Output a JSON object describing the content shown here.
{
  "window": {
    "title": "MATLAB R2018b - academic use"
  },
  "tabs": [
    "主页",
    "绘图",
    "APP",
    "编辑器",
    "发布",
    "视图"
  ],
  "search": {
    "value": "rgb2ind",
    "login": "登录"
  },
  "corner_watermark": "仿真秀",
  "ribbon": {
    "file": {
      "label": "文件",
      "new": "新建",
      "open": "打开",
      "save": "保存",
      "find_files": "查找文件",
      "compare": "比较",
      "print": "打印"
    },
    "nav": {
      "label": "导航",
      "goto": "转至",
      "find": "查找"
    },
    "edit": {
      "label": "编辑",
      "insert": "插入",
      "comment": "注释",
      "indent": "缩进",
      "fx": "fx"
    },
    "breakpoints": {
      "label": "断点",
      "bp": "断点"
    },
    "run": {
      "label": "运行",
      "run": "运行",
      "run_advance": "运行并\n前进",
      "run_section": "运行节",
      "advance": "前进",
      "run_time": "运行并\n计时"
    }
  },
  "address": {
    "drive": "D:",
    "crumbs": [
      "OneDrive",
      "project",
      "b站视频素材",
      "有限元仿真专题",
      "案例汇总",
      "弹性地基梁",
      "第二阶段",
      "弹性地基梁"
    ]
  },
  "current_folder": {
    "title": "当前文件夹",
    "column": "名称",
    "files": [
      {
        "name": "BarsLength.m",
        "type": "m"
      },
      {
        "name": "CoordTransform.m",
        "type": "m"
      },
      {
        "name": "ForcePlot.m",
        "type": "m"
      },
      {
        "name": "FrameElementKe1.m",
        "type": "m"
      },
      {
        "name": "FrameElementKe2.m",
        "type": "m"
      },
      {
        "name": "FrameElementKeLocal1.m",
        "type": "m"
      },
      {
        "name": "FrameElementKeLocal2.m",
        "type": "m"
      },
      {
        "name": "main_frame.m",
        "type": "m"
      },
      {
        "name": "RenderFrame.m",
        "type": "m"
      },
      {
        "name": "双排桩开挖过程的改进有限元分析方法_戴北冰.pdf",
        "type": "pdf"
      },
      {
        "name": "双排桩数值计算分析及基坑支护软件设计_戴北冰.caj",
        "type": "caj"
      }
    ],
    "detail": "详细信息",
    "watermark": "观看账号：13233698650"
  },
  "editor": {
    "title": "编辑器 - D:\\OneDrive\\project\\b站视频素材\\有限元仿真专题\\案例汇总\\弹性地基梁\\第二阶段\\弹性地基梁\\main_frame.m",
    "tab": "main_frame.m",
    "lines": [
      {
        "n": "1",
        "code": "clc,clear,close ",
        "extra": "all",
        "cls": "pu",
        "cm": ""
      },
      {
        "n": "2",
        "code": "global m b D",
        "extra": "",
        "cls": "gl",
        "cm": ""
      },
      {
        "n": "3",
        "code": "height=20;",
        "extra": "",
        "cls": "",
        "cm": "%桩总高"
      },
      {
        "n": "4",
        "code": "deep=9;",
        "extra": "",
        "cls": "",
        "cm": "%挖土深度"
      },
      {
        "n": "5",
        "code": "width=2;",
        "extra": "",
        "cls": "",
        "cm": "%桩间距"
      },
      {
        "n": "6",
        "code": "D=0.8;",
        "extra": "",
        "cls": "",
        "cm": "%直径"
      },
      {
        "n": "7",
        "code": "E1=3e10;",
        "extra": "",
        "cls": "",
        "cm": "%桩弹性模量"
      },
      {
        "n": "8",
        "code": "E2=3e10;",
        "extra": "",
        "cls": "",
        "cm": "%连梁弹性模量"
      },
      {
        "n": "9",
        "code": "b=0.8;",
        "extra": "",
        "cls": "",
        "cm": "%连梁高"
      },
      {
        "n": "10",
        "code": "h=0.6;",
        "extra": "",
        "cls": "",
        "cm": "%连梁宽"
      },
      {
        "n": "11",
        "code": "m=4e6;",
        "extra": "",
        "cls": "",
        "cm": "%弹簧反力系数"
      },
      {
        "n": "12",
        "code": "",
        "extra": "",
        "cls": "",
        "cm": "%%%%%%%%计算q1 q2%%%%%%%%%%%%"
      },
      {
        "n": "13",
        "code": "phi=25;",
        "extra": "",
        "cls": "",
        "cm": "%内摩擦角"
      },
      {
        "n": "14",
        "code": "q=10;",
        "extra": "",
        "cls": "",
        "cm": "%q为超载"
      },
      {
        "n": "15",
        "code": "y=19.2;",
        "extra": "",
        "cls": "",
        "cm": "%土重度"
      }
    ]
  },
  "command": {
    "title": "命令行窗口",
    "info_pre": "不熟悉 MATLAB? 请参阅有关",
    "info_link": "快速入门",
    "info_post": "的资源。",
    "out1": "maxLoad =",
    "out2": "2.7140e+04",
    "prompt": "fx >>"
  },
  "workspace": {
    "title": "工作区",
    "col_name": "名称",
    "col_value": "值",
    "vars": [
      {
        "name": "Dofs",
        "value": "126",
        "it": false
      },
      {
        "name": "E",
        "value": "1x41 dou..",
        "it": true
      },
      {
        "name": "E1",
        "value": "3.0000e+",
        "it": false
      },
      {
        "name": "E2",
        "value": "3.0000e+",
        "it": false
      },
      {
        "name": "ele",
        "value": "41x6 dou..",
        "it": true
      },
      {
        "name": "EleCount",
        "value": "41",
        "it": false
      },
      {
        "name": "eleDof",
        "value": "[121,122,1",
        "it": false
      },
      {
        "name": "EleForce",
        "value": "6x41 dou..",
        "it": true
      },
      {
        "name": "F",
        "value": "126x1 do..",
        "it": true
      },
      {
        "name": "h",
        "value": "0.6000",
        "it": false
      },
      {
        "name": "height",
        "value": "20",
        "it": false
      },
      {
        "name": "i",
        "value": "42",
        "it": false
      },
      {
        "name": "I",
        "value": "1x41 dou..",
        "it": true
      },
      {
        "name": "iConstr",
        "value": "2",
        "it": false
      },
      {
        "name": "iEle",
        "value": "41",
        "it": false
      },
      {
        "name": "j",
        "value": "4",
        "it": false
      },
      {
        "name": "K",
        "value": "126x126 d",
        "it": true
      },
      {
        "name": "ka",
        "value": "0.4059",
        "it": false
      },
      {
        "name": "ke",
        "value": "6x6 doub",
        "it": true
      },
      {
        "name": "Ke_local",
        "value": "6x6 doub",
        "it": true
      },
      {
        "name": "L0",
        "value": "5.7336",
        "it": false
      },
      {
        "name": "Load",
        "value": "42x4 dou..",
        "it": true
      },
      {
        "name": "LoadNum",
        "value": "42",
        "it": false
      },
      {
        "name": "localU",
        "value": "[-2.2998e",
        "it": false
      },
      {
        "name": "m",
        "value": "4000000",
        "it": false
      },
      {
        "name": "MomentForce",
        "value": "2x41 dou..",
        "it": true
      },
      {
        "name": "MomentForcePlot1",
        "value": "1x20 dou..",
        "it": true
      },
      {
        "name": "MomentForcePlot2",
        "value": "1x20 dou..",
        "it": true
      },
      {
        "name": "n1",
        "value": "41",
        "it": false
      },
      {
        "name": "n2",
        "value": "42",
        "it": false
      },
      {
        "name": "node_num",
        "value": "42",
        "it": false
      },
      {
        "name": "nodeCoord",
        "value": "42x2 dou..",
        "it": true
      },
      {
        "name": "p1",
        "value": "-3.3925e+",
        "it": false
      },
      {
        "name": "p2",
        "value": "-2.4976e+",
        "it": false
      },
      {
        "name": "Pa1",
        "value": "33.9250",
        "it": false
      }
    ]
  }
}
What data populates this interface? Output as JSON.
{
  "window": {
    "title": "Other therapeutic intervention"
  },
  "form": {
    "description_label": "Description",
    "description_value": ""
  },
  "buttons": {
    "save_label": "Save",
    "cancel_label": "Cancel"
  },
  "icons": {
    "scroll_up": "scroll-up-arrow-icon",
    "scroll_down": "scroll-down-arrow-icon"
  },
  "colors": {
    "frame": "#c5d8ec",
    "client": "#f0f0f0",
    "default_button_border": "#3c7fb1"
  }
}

******************************

> **What the task requires**
Copy out every line from the one containing "What data populates" to the end of the material, both ends included.

> **Response to this exercise**
What data populates this interface? Output as JSON.
{
  "window": {
    "title": "Other therapeutic intervention"
  },
  "form": {
    "description_label": "Description",
    "description_value": ""
  },
  "buttons": {
    "save_label": "Save",
    "cancel_label": "Cancel"
  },
  "icons": {
    "scroll_up": "scroll-up-arrow-icon",
    "scroll_down": "scroll-down-arrow-icon"
  },
  "colors": {
    "frame": "#c5d8ec",
    "client": "#f0f0f0",
    "default_button_border": "#3c7fb1"
  }
}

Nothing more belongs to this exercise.